- [Problem statement] Recast every line of the rows below as a JSON list of strings, with one string per line and no entries for blank lines. Omit the pictures from the list.

- [Element location data]
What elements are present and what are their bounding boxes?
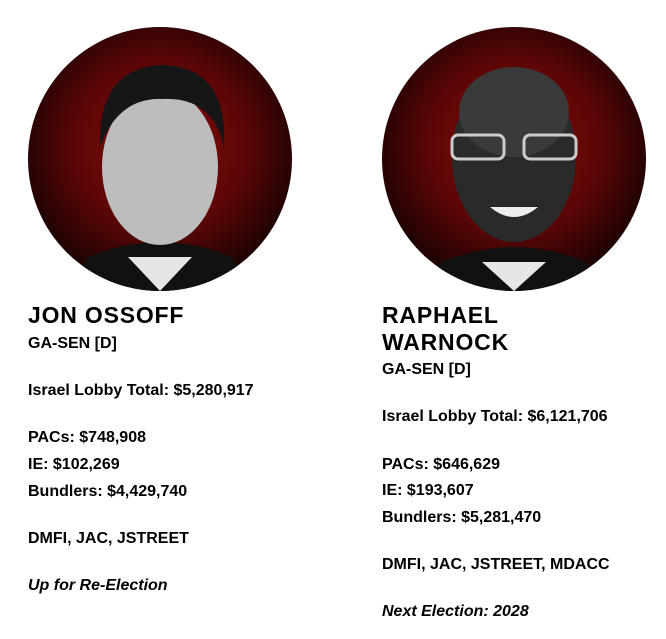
candidate-name: JON OSSOFF	[28, 302, 185, 328]
election-status: Up for Re-Election	[28, 577, 168, 594]
bundlers: Bundlers: $4,429,740	[28, 483, 188, 500]
bundlers: Bundlers: $5,281,470	[382, 509, 542, 526]
lobby-total: Israel Lobby Total: $6,121,706	[382, 408, 608, 425]
race: GA-SEN [D]	[382, 361, 471, 378]
portrait	[382, 27, 646, 291]
pacs: PACs: $646,629	[382, 456, 500, 473]
groups: DMFI, JAC, JSTREET	[28, 530, 189, 547]
pacs: PACs: $748,908	[28, 429, 146, 446]
election-status: Next Election: 2028	[382, 603, 529, 620]
ie: IE: $102,269	[28, 456, 120, 473]
groups: DMFI, JAC, JSTREET, MDACC	[382, 556, 610, 573]
lobby-total: Israel Lobby Total: $5,280,917	[28, 382, 254, 399]
portrait	[28, 27, 292, 291]
ie: IE: $193,607	[382, 482, 474, 499]
candidate-name: RAPHAEL WARNOCK	[382, 302, 509, 355]
race: GA-SEN [D]	[28, 335, 117, 352]
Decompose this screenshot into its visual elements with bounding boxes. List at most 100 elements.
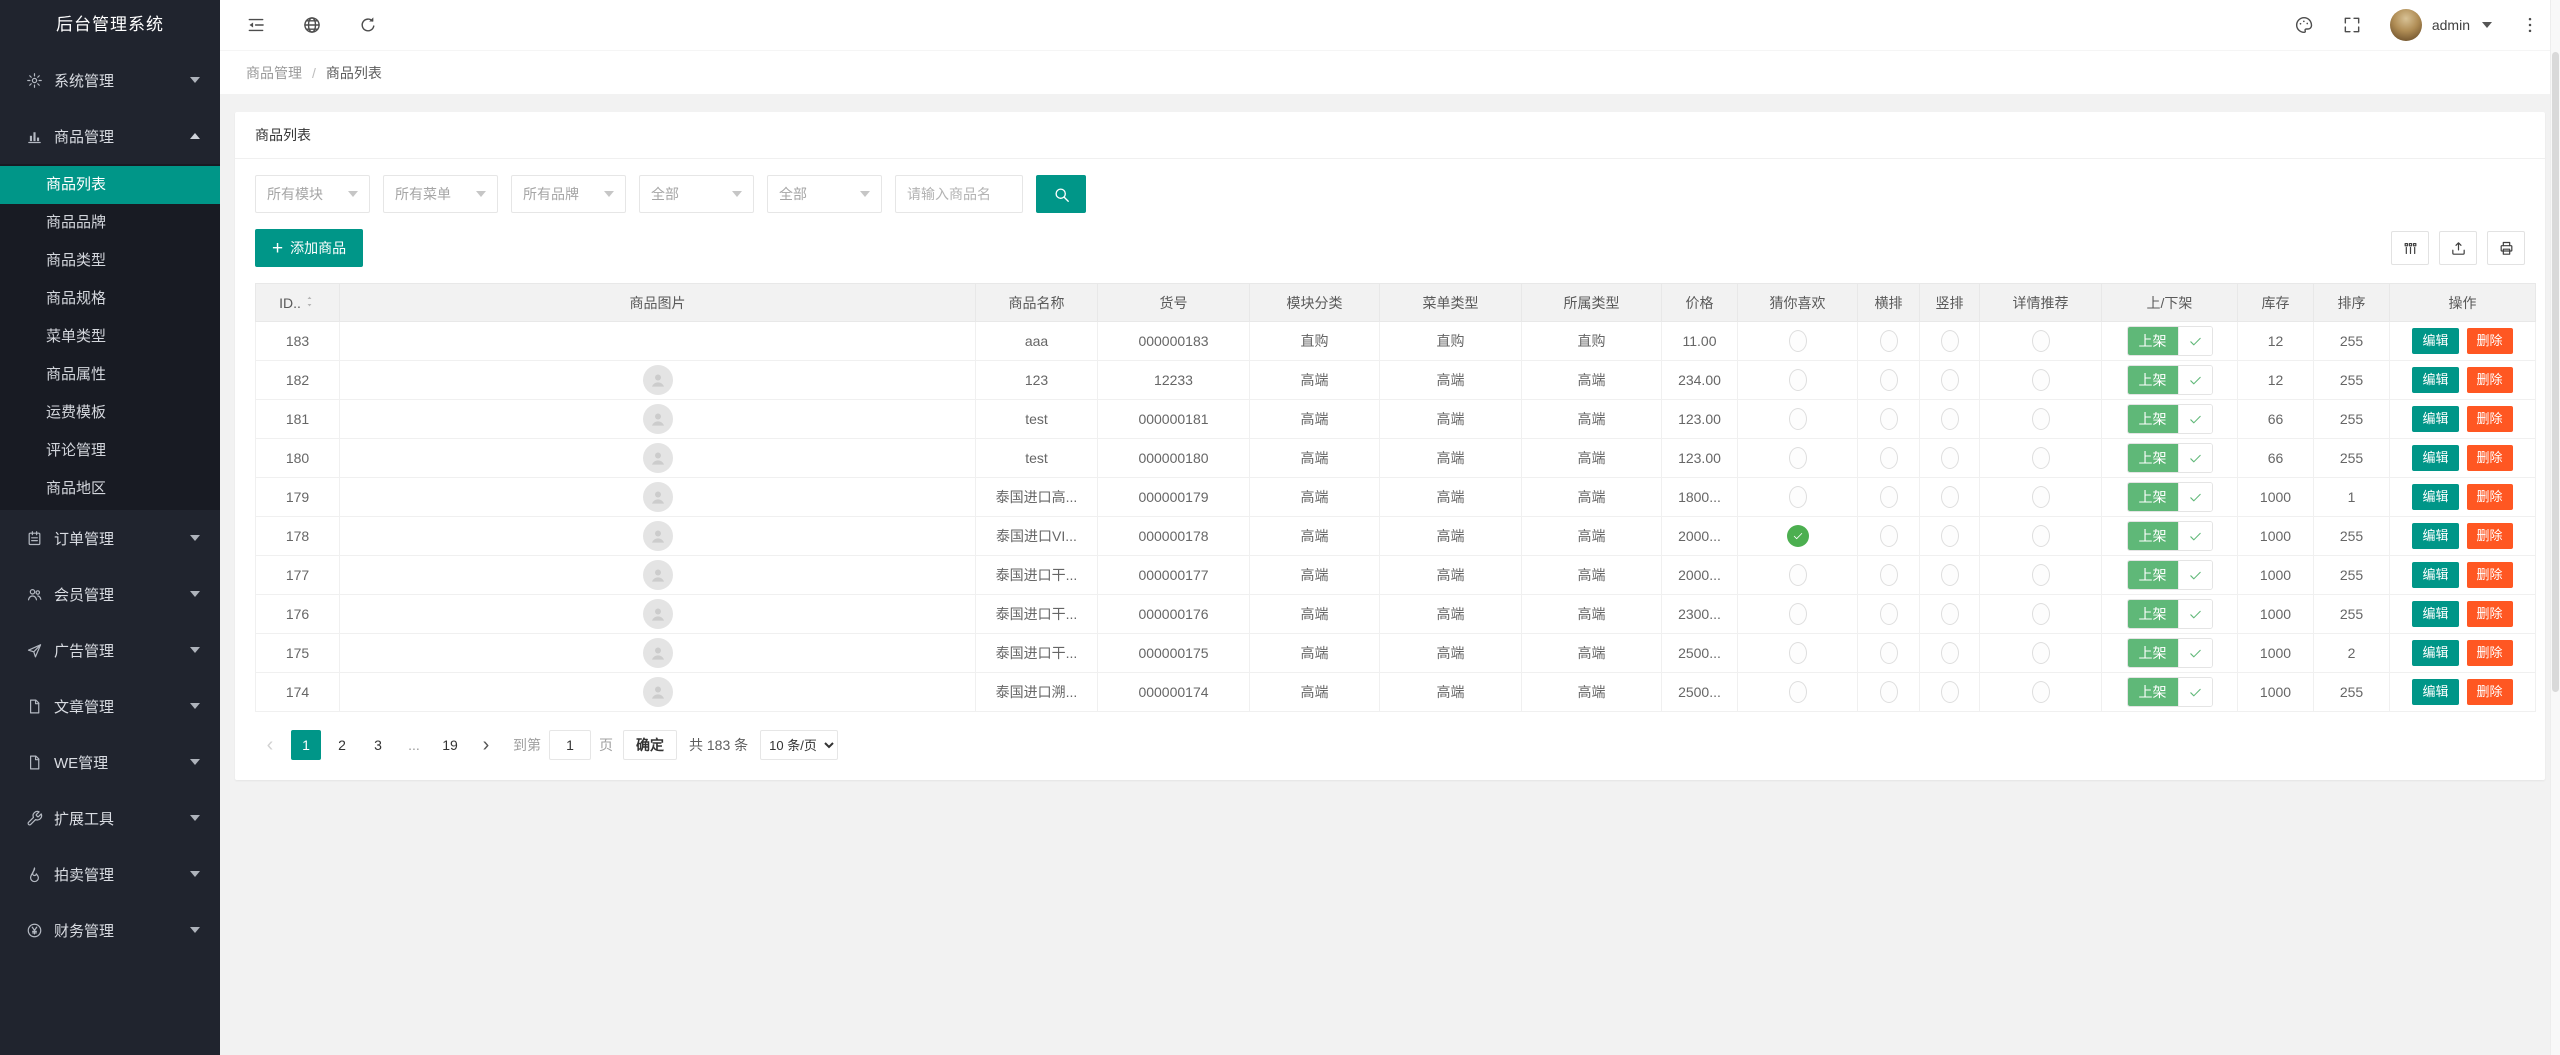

- [Exercise solution]
[
  "What elements are present and what are their bounding boxes?",
  "candidate-name: JON OSSOFF\t[28, 302, 185, 328]",
  "election-status: Up for Re-Election\t[28, 577, 168, 594]",
  "bundlers: Bundlers: $4,429,740\t[28, 483, 188, 500]",
  "bundlers: Bundlers: $5,281,470\t[382, 509, 542, 526]",
  "lobby-total: Israel Lobby Total: $6,121,706\t[382, 408, 608, 425]",
  "race: GA-SEN [D]\t[382, 361, 471, 378]",
  "portrait\t[382, 27, 646, 291]",
  "pacs: PACs: $646,629\t[382, 456, 500, 473]",
  "groups: DMFI, JAC, JSTREET\t[28, 530, 189, 547]",
  "pacs: PACs: $748,908\t[28, 429, 146, 446]",
  "election-status: Next Election: 2028\t[382, 603, 529, 620]",
  "ie: IE: $102,269\t[28, 456, 120, 473]",
  "groups: DMFI, JAC, JSTREET, MDACC\t[382, 556, 610, 573]",
  "lobby-total: Israel Lobby Total: $5,280,917\t[28, 382, 254, 399]",
  "portrait\t[28, 27, 292, 291]",
  "ie: IE: $193,607\t[382, 482, 474, 499]",
  "candidate-name: RAPHAEL WARNOCK\t[382, 302, 509, 355]",
  "race: GA-SEN [D]\t[28, 335, 117, 352]",
  "Decompose this screenshot into its visual elements with bounding boxes. List at most 100 elements."
]